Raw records
------------------------
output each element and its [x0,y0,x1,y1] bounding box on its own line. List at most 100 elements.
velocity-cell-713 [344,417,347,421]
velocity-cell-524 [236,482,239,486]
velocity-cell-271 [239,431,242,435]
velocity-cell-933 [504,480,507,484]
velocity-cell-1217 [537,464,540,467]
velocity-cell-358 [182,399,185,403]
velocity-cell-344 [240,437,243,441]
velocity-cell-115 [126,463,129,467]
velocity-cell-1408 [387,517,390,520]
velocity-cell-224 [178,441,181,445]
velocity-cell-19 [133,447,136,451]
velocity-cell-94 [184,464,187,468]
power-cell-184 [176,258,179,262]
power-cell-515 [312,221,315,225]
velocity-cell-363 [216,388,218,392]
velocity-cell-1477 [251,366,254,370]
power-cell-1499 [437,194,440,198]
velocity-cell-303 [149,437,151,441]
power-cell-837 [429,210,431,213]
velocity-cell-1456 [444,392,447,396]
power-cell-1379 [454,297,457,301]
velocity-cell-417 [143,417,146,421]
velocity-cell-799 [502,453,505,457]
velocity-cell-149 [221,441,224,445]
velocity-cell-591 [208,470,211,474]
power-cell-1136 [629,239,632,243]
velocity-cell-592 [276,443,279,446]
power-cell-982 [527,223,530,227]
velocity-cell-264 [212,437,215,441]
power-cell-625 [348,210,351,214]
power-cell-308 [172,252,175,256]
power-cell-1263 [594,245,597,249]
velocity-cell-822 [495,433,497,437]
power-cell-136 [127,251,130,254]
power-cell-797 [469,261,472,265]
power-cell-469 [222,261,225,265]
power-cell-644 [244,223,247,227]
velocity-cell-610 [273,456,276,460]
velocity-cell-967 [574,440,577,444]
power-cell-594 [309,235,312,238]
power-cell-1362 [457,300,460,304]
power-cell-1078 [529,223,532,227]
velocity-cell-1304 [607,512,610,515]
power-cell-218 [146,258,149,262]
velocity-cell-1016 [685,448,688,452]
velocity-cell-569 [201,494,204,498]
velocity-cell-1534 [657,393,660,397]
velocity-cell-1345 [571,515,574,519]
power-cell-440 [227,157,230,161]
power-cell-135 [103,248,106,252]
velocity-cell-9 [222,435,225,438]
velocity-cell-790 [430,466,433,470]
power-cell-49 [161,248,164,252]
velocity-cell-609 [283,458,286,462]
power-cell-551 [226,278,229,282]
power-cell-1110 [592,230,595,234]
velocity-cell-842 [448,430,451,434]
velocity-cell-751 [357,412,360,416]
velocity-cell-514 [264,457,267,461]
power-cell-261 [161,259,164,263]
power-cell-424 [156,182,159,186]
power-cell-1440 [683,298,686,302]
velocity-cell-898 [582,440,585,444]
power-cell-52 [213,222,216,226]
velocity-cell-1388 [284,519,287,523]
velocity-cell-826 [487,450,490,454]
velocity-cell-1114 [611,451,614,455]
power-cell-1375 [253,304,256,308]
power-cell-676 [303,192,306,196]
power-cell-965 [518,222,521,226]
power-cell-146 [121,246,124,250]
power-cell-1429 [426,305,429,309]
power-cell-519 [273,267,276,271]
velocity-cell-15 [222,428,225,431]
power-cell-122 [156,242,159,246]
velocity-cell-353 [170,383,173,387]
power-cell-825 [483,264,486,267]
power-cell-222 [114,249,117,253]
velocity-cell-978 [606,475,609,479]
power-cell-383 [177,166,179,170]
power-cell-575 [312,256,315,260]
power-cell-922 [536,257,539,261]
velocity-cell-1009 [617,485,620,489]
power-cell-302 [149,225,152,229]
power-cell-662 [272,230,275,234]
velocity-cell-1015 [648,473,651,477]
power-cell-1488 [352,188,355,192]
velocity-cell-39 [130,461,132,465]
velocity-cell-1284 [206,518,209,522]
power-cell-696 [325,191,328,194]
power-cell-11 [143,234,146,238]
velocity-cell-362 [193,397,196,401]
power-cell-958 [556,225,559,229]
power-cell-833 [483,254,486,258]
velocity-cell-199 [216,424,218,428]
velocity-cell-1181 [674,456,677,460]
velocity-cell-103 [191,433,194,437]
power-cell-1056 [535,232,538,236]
------------------------
● **TASK INSTRUCTIONS**: Please format the material from its first line through the line containing "velocity-cell-358 [182,399,185,403]", both ends included, as a JSON list of strings with one string per line and blank lines left out.

● **RESPONSE TO THE EXERCISE**:
[
  "output each element and its [x0,y0,x1,y1] bounding box on its own line. List at most 100 elements.",
  "velocity-cell-713 [344,417,347,421]",
  "velocity-cell-524 [236,482,239,486]",
  "velocity-cell-271 [239,431,242,435]",
  "velocity-cell-933 [504,480,507,484]",
  "velocity-cell-1217 [537,464,540,467]",
  "velocity-cell-358 [182,399,185,403]"
]